Transcribe each record below word for word.

::::

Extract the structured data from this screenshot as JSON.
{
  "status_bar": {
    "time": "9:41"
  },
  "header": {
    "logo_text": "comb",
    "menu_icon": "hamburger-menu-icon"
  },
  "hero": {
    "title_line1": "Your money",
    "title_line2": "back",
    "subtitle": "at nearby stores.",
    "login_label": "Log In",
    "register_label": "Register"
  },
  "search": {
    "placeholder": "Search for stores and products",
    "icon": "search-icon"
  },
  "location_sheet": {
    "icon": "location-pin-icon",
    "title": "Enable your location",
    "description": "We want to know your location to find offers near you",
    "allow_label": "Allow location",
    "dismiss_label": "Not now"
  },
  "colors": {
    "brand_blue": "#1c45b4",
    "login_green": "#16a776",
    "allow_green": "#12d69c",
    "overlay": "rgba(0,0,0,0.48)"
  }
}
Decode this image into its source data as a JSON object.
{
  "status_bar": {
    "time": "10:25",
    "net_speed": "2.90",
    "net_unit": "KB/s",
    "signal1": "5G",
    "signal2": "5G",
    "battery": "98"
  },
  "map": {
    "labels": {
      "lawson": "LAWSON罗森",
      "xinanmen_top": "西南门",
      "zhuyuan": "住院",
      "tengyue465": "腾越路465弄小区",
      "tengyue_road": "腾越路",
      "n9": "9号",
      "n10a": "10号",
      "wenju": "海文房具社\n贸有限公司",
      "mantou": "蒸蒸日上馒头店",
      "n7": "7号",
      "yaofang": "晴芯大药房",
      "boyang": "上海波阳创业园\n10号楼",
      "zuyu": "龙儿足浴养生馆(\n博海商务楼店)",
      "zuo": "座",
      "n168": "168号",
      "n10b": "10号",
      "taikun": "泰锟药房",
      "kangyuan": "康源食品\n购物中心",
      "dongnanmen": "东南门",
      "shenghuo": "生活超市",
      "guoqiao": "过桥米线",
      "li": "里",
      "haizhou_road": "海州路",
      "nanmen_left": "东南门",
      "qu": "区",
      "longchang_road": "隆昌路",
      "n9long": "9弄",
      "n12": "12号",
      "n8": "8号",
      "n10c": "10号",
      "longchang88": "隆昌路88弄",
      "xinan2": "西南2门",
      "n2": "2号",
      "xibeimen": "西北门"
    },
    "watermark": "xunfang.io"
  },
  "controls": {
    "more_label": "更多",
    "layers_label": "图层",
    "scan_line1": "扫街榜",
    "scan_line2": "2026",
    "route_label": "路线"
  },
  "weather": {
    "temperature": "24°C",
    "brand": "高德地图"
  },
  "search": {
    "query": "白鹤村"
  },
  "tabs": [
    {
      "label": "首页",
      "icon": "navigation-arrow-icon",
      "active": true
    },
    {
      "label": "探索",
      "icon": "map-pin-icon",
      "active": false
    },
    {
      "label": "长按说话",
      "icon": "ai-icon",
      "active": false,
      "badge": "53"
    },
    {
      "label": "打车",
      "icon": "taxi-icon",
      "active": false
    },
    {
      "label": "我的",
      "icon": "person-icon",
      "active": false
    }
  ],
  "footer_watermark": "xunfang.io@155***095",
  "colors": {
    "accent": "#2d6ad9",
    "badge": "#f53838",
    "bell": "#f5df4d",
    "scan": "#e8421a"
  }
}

::::

= SOLUTION TO THE EXERCISE =
Extract the structured data from this screenshot as JSON.
{
  "status_bar": {
    "time": "9:41"
  },
  "header": {
    "logo_text": "comb",
    "menu_icon": "hamburger-menu-icon"
  },
  "hero": {
    "title_line1": "Your money",
    "title_line2": "back",
    "subtitle": "at nearby stores.",
    "login_label": "Log In",
    "register_label": "Register"
  },
  "search": {
    "placeholder": "Search for stores and products",
    "icon": "search-icon"
  },
  "location_sheet": {
    "icon": "location-pin-icon",
    "title": "Enable your location",
    "description": "We want to know your location to find offers near you",
    "allow_label": "Allow location",
    "dismiss_label": "Not now"
  },
  "colors": {
    "brand_blue": "#1c45b4",
    "login_green": "#16a776",
    "allow_green": "#12d69c",
    "overlay": "rgba(0,0,0,0.48)"
  }
}
Decode this image into its source data as a JSON object.
{
  "status_bar": {
    "time": "10:25",
    "net_speed": "2.90",
    "net_unit": "KB/s",
    "signal1": "5G",
    "signal2": "5G",
    "battery": "98"
  },
  "map": {
    "labels": {
      "lawson": "LAWSON罗森",
      "xinanmen_top": "西南门",
      "zhuyuan": "住院",
      "tengyue465": "腾越路465弄小区",
      "tengyue_road": "腾越路",
      "n9": "9号",
      "n10a": "10号",
      "wenju": "海文房具社\n贸有限公司",
      "mantou": "蒸蒸日上馒头店",
      "n7": "7号",
      "yaofang": "晴芯大药房",
      "boyang": "上海波阳创业园\n10号楼",
      "zuyu": "龙儿足浴养生馆(\n博海商务楼店)",
      "zuo": "座",
      "n168": "168号",
      "n10b": "10号",
      "taikun": "泰锟药房",
      "kangyuan": "康源食品\n购物中心",
      "dongnanmen": "东南门",
      "shenghuo": "生活超市",
      "guoqiao": "过桥米线",
      "li": "里",
      "haizhou_road": "海州路",
      "nanmen_left": "东南门",
      "qu": "区",
      "longchang_road": "隆昌路",
      "n9long": "9弄",
      "n12": "12号",
      "n8": "8号",
      "n10c": "10号",
      "longchang88": "隆昌路88弄",
      "xinan2": "西南2门",
      "n2": "2号",
      "xibeimen": "西北门"
    },
    "watermark": "xunfang.io"
  },
  "controls": {
    "more_label": "更多",
    "layers_label": "图层",
    "scan_line1": "扫街榜",
    "scan_line2": "2026",
    "route_label": "路线"
  },
  "weather": {
    "temperature": "24°C",
    "brand": "高德地图"
  },
  "search": {
    "query": "白鹤村"
  },
  "tabs": [
    {
      "label": "首页",
      "icon": "navigation-arrow-icon",
      "active": true
    },
    {
      "label": "探索",
      "icon": "map-pin-icon",
      "active": false
    },
    {
      "label": "长按说话",
      "icon": "ai-icon",
      "active": false,
      "badge": "53"
    },
    {
      "label": "打车",
      "icon": "taxi-icon",
      "active": false
    },
    {
      "label": "我的",
      "icon": "person-icon",
      "active": false
    }
  ],
  "footer_watermark": "xunfang.io@155***095",
  "colors": {
    "accent": "#2d6ad9",
    "badge": "#f53838",
    "bell": "#f5df4d",
    "scan": "#e8421a"
  }
}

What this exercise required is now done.